The entries below should be output exactly as written.

---------- Records for the task ----------

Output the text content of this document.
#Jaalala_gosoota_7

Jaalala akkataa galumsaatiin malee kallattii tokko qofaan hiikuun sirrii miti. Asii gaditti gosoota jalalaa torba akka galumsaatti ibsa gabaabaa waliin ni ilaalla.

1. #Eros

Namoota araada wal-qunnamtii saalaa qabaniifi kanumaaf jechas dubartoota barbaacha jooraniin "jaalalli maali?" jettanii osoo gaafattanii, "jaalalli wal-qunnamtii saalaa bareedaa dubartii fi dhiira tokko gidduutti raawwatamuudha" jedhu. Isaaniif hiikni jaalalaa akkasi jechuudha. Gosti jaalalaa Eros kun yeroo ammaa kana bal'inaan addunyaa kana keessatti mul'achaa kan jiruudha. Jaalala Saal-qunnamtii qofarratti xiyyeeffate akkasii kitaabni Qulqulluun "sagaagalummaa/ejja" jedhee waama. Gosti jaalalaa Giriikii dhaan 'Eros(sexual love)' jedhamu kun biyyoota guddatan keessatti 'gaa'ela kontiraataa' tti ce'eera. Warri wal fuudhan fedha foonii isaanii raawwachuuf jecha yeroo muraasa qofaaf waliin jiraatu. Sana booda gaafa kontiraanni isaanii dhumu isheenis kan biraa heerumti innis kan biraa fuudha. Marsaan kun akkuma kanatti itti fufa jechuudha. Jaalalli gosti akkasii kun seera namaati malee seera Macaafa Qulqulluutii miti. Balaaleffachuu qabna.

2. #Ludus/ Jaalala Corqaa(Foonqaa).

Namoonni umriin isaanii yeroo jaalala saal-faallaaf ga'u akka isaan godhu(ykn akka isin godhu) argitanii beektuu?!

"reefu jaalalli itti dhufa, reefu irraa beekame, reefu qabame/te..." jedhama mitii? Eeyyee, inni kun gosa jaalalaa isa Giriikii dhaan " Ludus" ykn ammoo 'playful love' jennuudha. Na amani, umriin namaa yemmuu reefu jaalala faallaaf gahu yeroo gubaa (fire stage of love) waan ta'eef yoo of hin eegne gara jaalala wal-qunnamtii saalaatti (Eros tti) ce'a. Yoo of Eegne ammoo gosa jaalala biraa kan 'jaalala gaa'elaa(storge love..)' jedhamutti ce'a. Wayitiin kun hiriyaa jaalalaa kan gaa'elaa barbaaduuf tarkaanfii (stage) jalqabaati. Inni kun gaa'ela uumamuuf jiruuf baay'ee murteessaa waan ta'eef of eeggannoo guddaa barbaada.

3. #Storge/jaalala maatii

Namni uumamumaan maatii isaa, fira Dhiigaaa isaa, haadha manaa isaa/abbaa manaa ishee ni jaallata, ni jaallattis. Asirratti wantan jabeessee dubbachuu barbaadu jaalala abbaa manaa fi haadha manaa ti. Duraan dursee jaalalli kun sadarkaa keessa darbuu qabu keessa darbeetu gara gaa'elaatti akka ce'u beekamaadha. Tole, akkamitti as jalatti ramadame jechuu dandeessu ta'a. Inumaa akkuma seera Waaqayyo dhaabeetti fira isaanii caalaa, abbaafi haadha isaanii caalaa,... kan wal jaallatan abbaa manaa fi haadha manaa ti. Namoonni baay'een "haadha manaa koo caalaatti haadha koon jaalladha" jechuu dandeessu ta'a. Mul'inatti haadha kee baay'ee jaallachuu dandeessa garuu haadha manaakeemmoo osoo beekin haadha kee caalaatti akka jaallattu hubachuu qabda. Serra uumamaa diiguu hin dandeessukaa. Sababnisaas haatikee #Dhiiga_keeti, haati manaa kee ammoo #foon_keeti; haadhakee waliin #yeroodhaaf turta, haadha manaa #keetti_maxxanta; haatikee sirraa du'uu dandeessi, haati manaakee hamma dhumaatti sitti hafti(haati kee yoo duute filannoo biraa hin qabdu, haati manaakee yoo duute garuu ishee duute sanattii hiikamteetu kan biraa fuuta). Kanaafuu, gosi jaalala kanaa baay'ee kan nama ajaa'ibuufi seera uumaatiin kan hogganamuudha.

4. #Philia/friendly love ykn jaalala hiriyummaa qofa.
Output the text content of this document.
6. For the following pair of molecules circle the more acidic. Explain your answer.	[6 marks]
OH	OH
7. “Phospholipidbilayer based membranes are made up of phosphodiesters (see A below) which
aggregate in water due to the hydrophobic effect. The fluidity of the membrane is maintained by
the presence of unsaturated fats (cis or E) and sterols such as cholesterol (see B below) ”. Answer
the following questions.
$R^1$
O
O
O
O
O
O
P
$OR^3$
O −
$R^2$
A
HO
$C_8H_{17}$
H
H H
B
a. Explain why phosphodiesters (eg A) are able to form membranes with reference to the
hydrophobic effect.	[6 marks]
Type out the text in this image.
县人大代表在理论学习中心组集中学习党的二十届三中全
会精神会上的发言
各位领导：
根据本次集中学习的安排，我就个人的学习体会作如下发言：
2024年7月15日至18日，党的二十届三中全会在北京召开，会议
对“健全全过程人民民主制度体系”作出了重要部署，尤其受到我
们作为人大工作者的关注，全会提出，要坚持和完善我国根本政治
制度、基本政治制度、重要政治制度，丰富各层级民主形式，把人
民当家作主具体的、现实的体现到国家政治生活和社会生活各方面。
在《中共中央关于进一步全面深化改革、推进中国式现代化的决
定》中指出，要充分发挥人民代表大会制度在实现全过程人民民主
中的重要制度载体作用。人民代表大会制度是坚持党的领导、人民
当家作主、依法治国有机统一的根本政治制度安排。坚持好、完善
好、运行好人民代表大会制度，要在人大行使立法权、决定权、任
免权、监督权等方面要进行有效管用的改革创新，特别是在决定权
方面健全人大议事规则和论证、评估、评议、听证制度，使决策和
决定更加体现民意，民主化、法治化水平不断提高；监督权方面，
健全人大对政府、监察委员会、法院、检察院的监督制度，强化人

----------

Solution for this task —
Output the text content of this document.
#Jaalala_gosoota_7

Jaalala akkataa galumsaatiin malee kallattii tokko qofaan hiikuun sirrii miti. Asii gaditti gosoota jalalaa torba akka galumsaatti ibsa gabaabaa waliin ni ilaalla.

1. #Eros

Namoota araada wal-qunnamtii saalaa qabaniifi kanumaaf jechas dubartoota barbaacha jooraniin "jaalalli maali?" jettanii osoo gaafattanii, "jaalalli wal-qunnamtii saalaa bareedaa dubartii fi dhiira tokko gidduutti raawwatamuudha" jedhu. Isaaniif hiikni jaalalaa akkasi jechuudha. Gosti jaalalaa Eros kun yeroo ammaa kana bal'inaan addunyaa kana keessatti mul'achaa kan jiruudha. Jaalala Saal-qunnamtii qofarratti xiyyeeffate akkasii kitaabni Qulqulluun "sagaagalummaa/ejja" jedhee waama. Gosti jaalalaa Giriikii dhaan 'Eros(sexual love)' jedhamu kun biyyoota guddatan keessatti 'gaa'ela kontiraataa' tti ce'eera. Warri wal fuudhan fedha foonii isaanii raawwachuuf jecha yeroo muraasa qofaaf waliin jiraatu. Sana booda gaafa kontiraanni isaanii dhumu isheenis kan biraa heerumti innis kan biraa fuudha. Marsaan kun akkuma kanatti itti fufa jechuudha. Jaalalli gosti akkasii kun seera namaati malee seera Macaafa Qulqulluutii miti. Balaaleffachuu qabna.

2. #Ludus/ Jaalala Corqaa(Foonqaa).

Namoonni umriin isaanii yeroo jaalala saal-faallaaf ga'u akka isaan godhu(ykn akka isin godhu) argitanii beektuu?!

"reefu jaalalli itti dhufa, reefu irraa beekame, reefu qabame/te..." jedhama mitii? Eeyyee, inni kun gosa jaalalaa isa Giriikii dhaan " Ludus" ykn ammoo 'playful love' jennuudha. Na amani, umriin namaa yemmuu reefu jaalala faallaaf gahu yeroo gubaa (fire stage of love) waan ta'eef yoo of hin eegne gara jaalala wal-qunnamtii saalaatti (Eros tti) ce'a. Yoo of Eegne ammoo gosa jaalala biraa kan 'jaalala gaa'elaa(storge love..)' jedhamutti ce'a. Wayitiin kun hiriyaa jaalalaa kan gaa'elaa barbaaduuf tarkaanfii (stage) jalqabaati. Inni kun gaa'ela uumamuuf jiruuf baay'ee murteessaa waan ta'eef of eeggannoo guddaa barbaada.

3. #Storge/jaalala maatii

Namni uumamumaan maatii isaa, fira Dhiigaaa isaa, haadha manaa isaa/abbaa manaa ishee ni jaallata, ni jaallattis. Asirratti wantan jabeessee dubbachuu barbaadu jaalala abbaa manaa fi haadha manaa ti. Duraan dursee jaalalli kun sadarkaa keessa darbuu qabu keessa darbeetu gara gaa'elaatti akka ce'u beekamaadha. Tole, akkamitti as jalatti ramadame jechuu dandeessu ta'a. Inumaa akkuma seera Waaqayyo dhaabeetti fira isaanii caalaa, abbaafi haadha isaanii caalaa,... kan wal jaallatan abbaa manaa fi haadha manaa ti. Namoonni baay'een "haadha manaa koo caalaatti haadha koon jaalladha" jechuu dandeessu ta'a. Mul'inatti haadha kee baay'ee jaallachuu dandeessa garuu haadha manaakeemmoo osoo beekin haadha kee caalaatti akka jaallattu hubachuu qabda. Serra uumamaa diiguu hin dandeessukaa. Sababnisaas haatikee #Dhiiga_keeti, haati manaa kee ammoo #foon_keeti; haadhakee waliin #yeroodhaaf turta, haadha manaa #keetti_maxxanta; haatikee sirraa du'uu dandeessi, haati manaakee hamma dhumaatti sitti hafti(haati kee yoo duute filannoo biraa hin qabdu, haati manaakee yoo duute garuu ishee duute sanattii hiikamteetu kan biraa fuuta). Kanaafuu, gosi jaalala kanaa baay'ee kan nama ajaa'ibuufi seera uumaatiin kan hogganamuudha.

4. #Philia/friendly love ykn jaalala hiriyummaa qofa.
Output the text content of this document.
6. For the following pair of molecules circle the more acidic. Explain your answer.	[6 marks]
OH	OH
7. “Phospholipidbilayer based membranes are made up of phosphodiesters (see A below) which
aggregate in water due to the hydrophobic effect. The fluidity of the membrane is maintained by
the presence of unsaturated fats (cis or E) and sterols such as cholesterol (see B below) ”. Answer
the following questions.
$R^1$
O
O
O
O
O
O
P
$OR^3$
O −
$R^2$
A
HO
$C_8H_{17}$
H
H H
B
a. Explain why phosphodiesters (eg A) are able to form membranes with reference to the
hydrophobic effect.	[6 marks]
Type out the text in this image.
县人大代表在理论学习中心组集中学习党的二十届三中全
会精神会上的发言
各位领导：
根据本次集中学习的安排，我就个人的学习体会作如下发言：
2024年7月15日至18日，党的二十届三中全会在北京召开，会议
对“健全全过程人民民主制度体系”作出了重要部署，尤其受到我
们作为人大工作者的关注，全会提出，要坚持和完善我国根本政治
制度、基本政治制度、重要政治制度，丰富各层级民主形式，把人
民当家作主具体的、现实的体现到国家政治生活和社会生活各方面。
在《中共中央关于进一步全面深化改革、推进中国式现代化的决
定》中指出，要充分发挥人民代表大会制度在实现全过程人民民主
中的重要制度载体作用。人民代表大会制度是坚持党的领导、人民
当家作主、依法治国有机统一的根本政治制度安排。坚持好、完善
好、运行好人民代表大会制度，要在人大行使立法权、决定权、任
免权、监督权等方面要进行有效管用的改革创新，特别是在决定权
方面健全人大议事规则和论证、评估、评议、听证制度，使决策和
决定更加体现民意，民主化、法治化水平不断提高；监督权方面，
健全人大对政府、监察委员会、法院、检察院的监督制度，强化人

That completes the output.